Give back the records below exactly, every one, with no pictures.

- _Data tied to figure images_
____________

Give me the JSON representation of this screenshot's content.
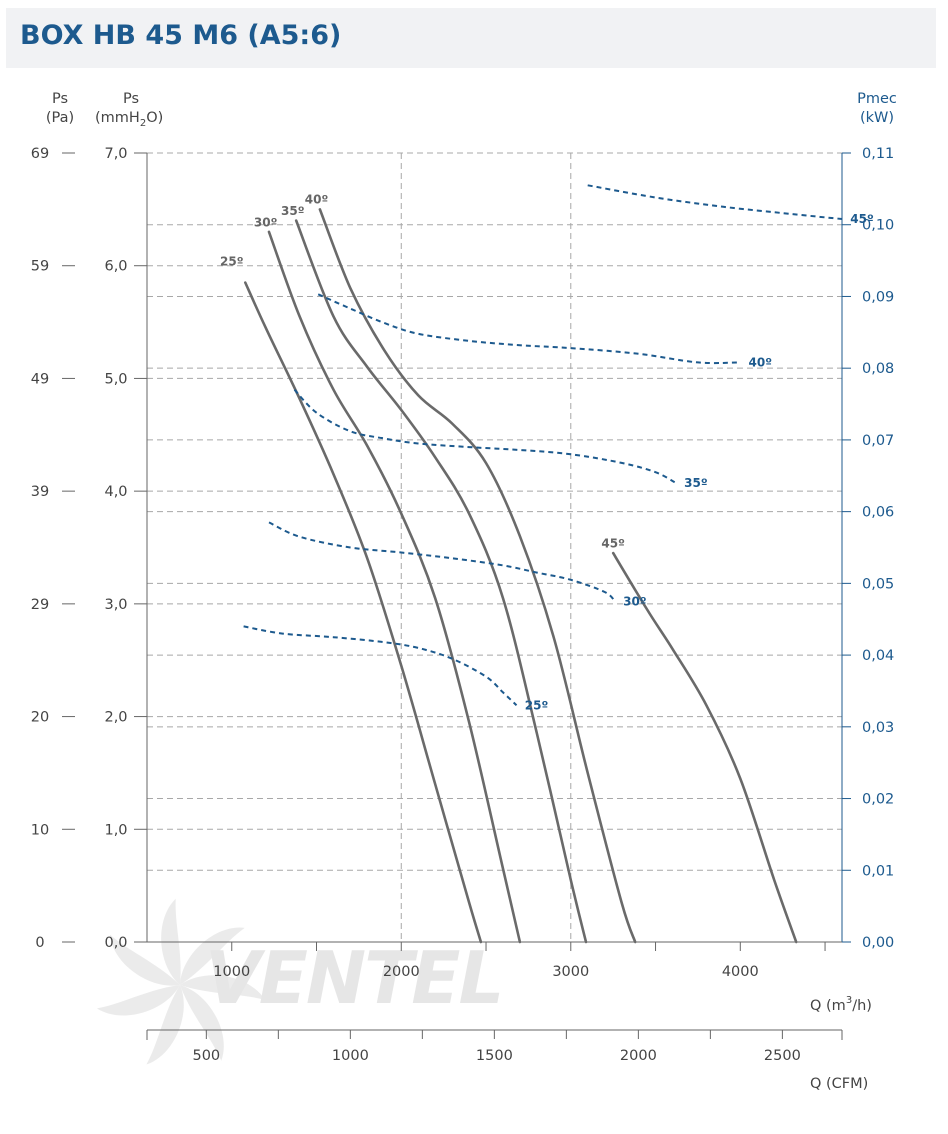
{
  "header": {
    "title": "BOX HB 45 M6 (A5:6)"
  },
  "axes": {
    "pa_label": [
      "Ps",
      "(Pa)"
    ],
    "mm_label": [
      "Ps",
      "(mmH",
      "2",
      "O)"
    ],
    "kw_label": [
      "Pmec",
      "(kW)"
    ],
    "q_label": [
      "Q (m",
      "3",
      "/h)"
    ],
    "cfm_label": "Q (CFM)",
    "pa_ticks": [
      "69",
      "59",
      "49",
      "39",
      "29",
      "20",
      "10",
      "0"
    ],
    "mm_ticks": [
      "7,0",
      "6,0",
      "5,0",
      "4,0",
      "3,0",
      "2,0",
      "1,0",
      "0,0"
    ],
    "kw_ticks": [
      "0,11",
      "0,10",
      "0,09",
      "0,08",
      "0,07",
      "0,06",
      "0,05",
      "0,04",
      "0,03",
      "0,02",
      "0,01",
      "0,00"
    ],
    "q_ticks": [
      "1000",
      "2000",
      "3000",
      "4000"
    ],
    "cfm_ticks": [
      "500",
      "1000",
      "1500",
      "2000",
      "2500"
    ]
  },
  "watermark": {
    "brand": "VENTEL"
  },
  "chart_data": {
    "type": "line",
    "x_axis": {
      "label": "Q (m3/h)",
      "range": [
        500,
        4600
      ]
    },
    "x_axis_secondary": {
      "label": "Q (CFM)",
      "range": [
        294,
        2707
      ]
    },
    "y_axis_left": {
      "label": "Ps (mmH2O)",
      "range": [
        0,
        7.0
      ],
      "secondary_label": "Ps (Pa)"
    },
    "y_axis_right": {
      "label": "Pmec (kW)",
      "range": [
        0,
        0.11
      ]
    },
    "grid": true,
    "pressure_series": [
      {
        "name": "25º",
        "label_at": [
          1000,
          6.0
        ],
        "points": [
          [
            1080,
            5.85
          ],
          [
            1200,
            5.45
          ],
          [
            1400,
            4.82
          ],
          [
            1600,
            4.15
          ],
          [
            1800,
            3.4
          ],
          [
            2000,
            2.45
          ],
          [
            2200,
            1.4
          ],
          [
            2400,
            0.35
          ],
          [
            2470,
            0.0
          ]
        ]
      },
      {
        "name": "30º",
        "label_at": [
          1200,
          6.35
        ],
        "points": [
          [
            1220,
            6.3
          ],
          [
            1400,
            5.55
          ],
          [
            1600,
            4.9
          ],
          [
            1800,
            4.4
          ],
          [
            2000,
            3.8
          ],
          [
            2200,
            3.05
          ],
          [
            2400,
            1.95
          ],
          [
            2600,
            0.65
          ],
          [
            2700,
            0.0
          ]
        ]
      },
      {
        "name": "35º",
        "label_at": [
          1360,
          6.45
        ],
        "points": [
          [
            1380,
            6.4
          ],
          [
            1600,
            5.55
          ],
          [
            1800,
            5.1
          ],
          [
            2000,
            4.72
          ],
          [
            2200,
            4.3
          ],
          [
            2400,
            3.8
          ],
          [
            2600,
            3.05
          ],
          [
            2800,
            1.85
          ],
          [
            3000,
            0.55
          ],
          [
            3090,
            0.0
          ]
        ]
      },
      {
        "name": "40º",
        "label_at": [
          1500,
          6.55
        ],
        "points": [
          [
            1520,
            6.5
          ],
          [
            1700,
            5.8
          ],
          [
            1900,
            5.25
          ],
          [
            2100,
            4.85
          ],
          [
            2300,
            4.6
          ],
          [
            2500,
            4.25
          ],
          [
            2700,
            3.6
          ],
          [
            2900,
            2.7
          ],
          [
            3100,
            1.5
          ],
          [
            3300,
            0.35
          ],
          [
            3380,
            0.0
          ]
        ]
      },
      {
        "name": "45º",
        "label_at": [
          3250,
          3.5
        ],
        "points": [
          [
            3250,
            3.45
          ],
          [
            3450,
            2.95
          ],
          [
            3600,
            2.6
          ],
          [
            3800,
            2.1
          ],
          [
            4000,
            1.45
          ],
          [
            4200,
            0.55
          ],
          [
            4330,
            0.0
          ]
        ]
      }
    ],
    "power_series": [
      {
        "name": "25º",
        "label_at": [
          3450,
          0.033
        ],
        "points": [
          [
            1070,
            0.044
          ],
          [
            1300,
            0.043
          ],
          [
            1600,
            0.0425
          ],
          [
            1900,
            0.0418
          ],
          [
            2100,
            0.041
          ],
          [
            2300,
            0.0395
          ],
          [
            2500,
            0.037
          ],
          [
            2600,
            0.0348
          ],
          [
            2680,
            0.033
          ]
        ]
      },
      {
        "name": "30º",
        "label_at": [
          3800,
          0.0475
        ],
        "points": [
          [
            1220,
            0.0585
          ],
          [
            1400,
            0.0565
          ],
          [
            1700,
            0.055
          ],
          [
            2000,
            0.0543
          ],
          [
            2300,
            0.0535
          ],
          [
            2600,
            0.0525
          ],
          [
            2800,
            0.0515
          ],
          [
            3000,
            0.0505
          ],
          [
            3200,
            0.0488
          ],
          [
            3260,
            0.0475
          ]
        ]
      },
      {
        "name": "35º",
        "label_at": [
          4280,
          0.0635
        ],
        "points": [
          [
            1370,
            0.077
          ],
          [
            1500,
            0.0738
          ],
          [
            1700,
            0.0712
          ],
          [
            1900,
            0.0702
          ],
          [
            2100,
            0.0695
          ],
          [
            2400,
            0.069
          ],
          [
            2700,
            0.0686
          ],
          [
            3000,
            0.068
          ],
          [
            3300,
            0.0668
          ],
          [
            3500,
            0.0655
          ],
          [
            3620,
            0.064
          ]
        ]
      },
      {
        "name": "40º",
        "label_at": [
          4900,
          0.0808
        ],
        "points": [
          [
            1510,
            0.0903
          ],
          [
            1700,
            0.0883
          ],
          [
            1900,
            0.0863
          ],
          [
            2100,
            0.0848
          ],
          [
            2400,
            0.0838
          ],
          [
            2700,
            0.0832
          ],
          [
            3000,
            0.0828
          ],
          [
            3400,
            0.082
          ],
          [
            3750,
            0.0808
          ],
          [
            4000,
            0.0808
          ]
        ]
      },
      {
        "name": "45º",
        "label_at": [
          5550,
          0.101
        ],
        "points": [
          [
            3100,
            0.1055
          ],
          [
            3500,
            0.1038
          ],
          [
            3900,
            0.1025
          ],
          [
            4300,
            0.1015
          ],
          [
            4600,
            0.1008
          ]
        ]
      }
    ]
  }
}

____________

- _SOLUTION TO THIS TASK_
Give me the JSON representation of this screenshot's content.
{
  "header": {
    "title": "BOX HB 45 M6 (A5:6)"
  },
  "axes": {
    "pa_label": [
      "Ps",
      "(Pa)"
    ],
    "mm_label": [
      "Ps",
      "(mmH",
      "2",
      "O)"
    ],
    "kw_label": [
      "Pmec",
      "(kW)"
    ],
    "q_label": [
      "Q (m",
      "3",
      "/h)"
    ],
    "cfm_label": "Q (CFM)",
    "pa_ticks": [
      "69",
      "59",
      "49",
      "39",
      "29",
      "20",
      "10",
      "0"
    ],
    "mm_ticks": [
      "7,0",
      "6,0",
      "5,0",
      "4,0",
      "3,0",
      "2,0",
      "1,0",
      "0,0"
    ],
    "kw_ticks": [
      "0,11",
      "0,10",
      "0,09",
      "0,08",
      "0,07",
      "0,06",
      "0,05",
      "0,04",
      "0,03",
      "0,02",
      "0,01",
      "0,00"
    ],
    "q_ticks": [
      "1000",
      "2000",
      "3000",
      "4000"
    ],
    "cfm_ticks": [
      "500",
      "1000",
      "1500",
      "2000",
      "2500"
    ]
  },
  "watermark": {
    "brand": "VENTEL"
  },
  "chart_data": {
    "type": "line",
    "x_axis": {
      "label": "Q (m3/h)",
      "range": [
        500,
        4600
      ]
    },
    "x_axis_secondary": {
      "label": "Q (CFM)",
      "range": [
        294,
        2707
      ]
    },
    "y_axis_left": {
      "label": "Ps (mmH2O)",
      "range": [
        0,
        7.0
      ],
      "secondary_label": "Ps (Pa)"
    },
    "y_axis_right": {
      "label": "Pmec (kW)",
      "range": [
        0,
        0.11
      ]
    },
    "grid": true,
    "pressure_series": [
      {
        "name": "25º",
        "label_at": [
          1000,
          6.0
        ],
        "points": [
          [
            1080,
            5.85
          ],
          [
            1200,
            5.45
          ],
          [
            1400,
            4.82
          ],
          [
            1600,
            4.15
          ],
          [
            1800,
            3.4
          ],
          [
            2000,
            2.45
          ],
          [
            2200,
            1.4
          ],
          [
            2400,
            0.35
          ],
          [
            2470,
            0.0
          ]
        ]
      },
      {
        "name": "30º",
        "label_at": [
          1200,
          6.35
        ],
        "points": [
          [
            1220,
            6.3
          ],
          [
            1400,
            5.55
          ],
          [
            1600,
            4.9
          ],
          [
            1800,
            4.4
          ],
          [
            2000,
            3.8
          ],
          [
            2200,
            3.05
          ],
          [
            2400,
            1.95
          ],
          [
            2600,
            0.65
          ],
          [
            2700,
            0.0
          ]
        ]
      },
      {
        "name": "35º",
        "label_at": [
          1360,
          6.45
        ],
        "points": [
          [
            1380,
            6.4
          ],
          [
            1600,
            5.55
          ],
          [
            1800,
            5.1
          ],
          [
            2000,
            4.72
          ],
          [
            2200,
            4.3
          ],
          [
            2400,
            3.8
          ],
          [
            2600,
            3.05
          ],
          [
            2800,
            1.85
          ],
          [
            3000,
            0.55
          ],
          [
            3090,
            0.0
          ]
        ]
      },
      {
        "name": "40º",
        "label_at": [
          1500,
          6.55
        ],
        "points": [
          [
            1520,
            6.5
          ],
          [
            1700,
            5.8
          ],
          [
            1900,
            5.25
          ],
          [
            2100,
            4.85
          ],
          [
            2300,
            4.6
          ],
          [
            2500,
            4.25
          ],
          [
            2700,
            3.6
          ],
          [
            2900,
            2.7
          ],
          [
            3100,
            1.5
          ],
          [
            3300,
            0.35
          ],
          [
            3380,
            0.0
          ]
        ]
      },
      {
        "name": "45º",
        "label_at": [
          3250,
          3.5
        ],
        "points": [
          [
            3250,
            3.45
          ],
          [
            3450,
            2.95
          ],
          [
            3600,
            2.6
          ],
          [
            3800,
            2.1
          ],
          [
            4000,
            1.45
          ],
          [
            4200,
            0.55
          ],
          [
            4330,
            0.0
          ]
        ]
      }
    ],
    "power_series": [
      {
        "name": "25º",
        "label_at": [
          3450,
          0.033
        ],
        "points": [
          [
            1070,
            0.044
          ],
          [
            1300,
            0.043
          ],
          [
            1600,
            0.0425
          ],
          [
            1900,
            0.0418
          ],
          [
            2100,
            0.041
          ],
          [
            2300,
            0.0395
          ],
          [
            2500,
            0.037
          ],
          [
            2600,
            0.0348
          ],
          [
            2680,
            0.033
          ]
        ]
      },
      {
        "name": "30º",
        "label_at": [
          3800,
          0.0475
        ],
        "points": [
          [
            1220,
            0.0585
          ],
          [
            1400,
            0.0565
          ],
          [
            1700,
            0.055
          ],
          [
            2000,
            0.0543
          ],
          [
            2300,
            0.0535
          ],
          [
            2600,
            0.0525
          ],
          [
            2800,
            0.0515
          ],
          [
            3000,
            0.0505
          ],
          [
            3200,
            0.0488
          ],
          [
            3260,
            0.0475
          ]
        ]
      },
      {
        "name": "35º",
        "label_at": [
          4280,
          0.0635
        ],
        "points": [
          [
            1370,
            0.077
          ],
          [
            1500,
            0.0738
          ],
          [
            1700,
            0.0712
          ],
          [
            1900,
            0.0702
          ],
          [
            2100,
            0.0695
          ],
          [
            2400,
            0.069
          ],
          [
            2700,
            0.0686
          ],
          [
            3000,
            0.068
          ],
          [
            3300,
            0.0668
          ],
          [
            3500,
            0.0655
          ],
          [
            3620,
            0.064
          ]
        ]
      },
      {
        "name": "40º",
        "label_at": [
          4900,
          0.0808
        ],
        "points": [
          [
            1510,
            0.0903
          ],
          [
            1700,
            0.0883
          ],
          [
            1900,
            0.0863
          ],
          [
            2100,
            0.0848
          ],
          [
            2400,
            0.0838
          ],
          [
            2700,
            0.0832
          ],
          [
            3000,
            0.0828
          ],
          [
            3400,
            0.082
          ],
          [
            3750,
            0.0808
          ],
          [
            4000,
            0.0808
          ]
        ]
      },
      {
        "name": "45º",
        "label_at": [
          5550,
          0.101
        ],
        "points": [
          [
            3100,
            0.1055
          ],
          [
            3500,
            0.1038
          ],
          [
            3900,
            0.1025
          ],
          [
            4300,
            0.1015
          ],
          [
            4600,
            0.1008
          ]
        ]
      }
    ]
  }
}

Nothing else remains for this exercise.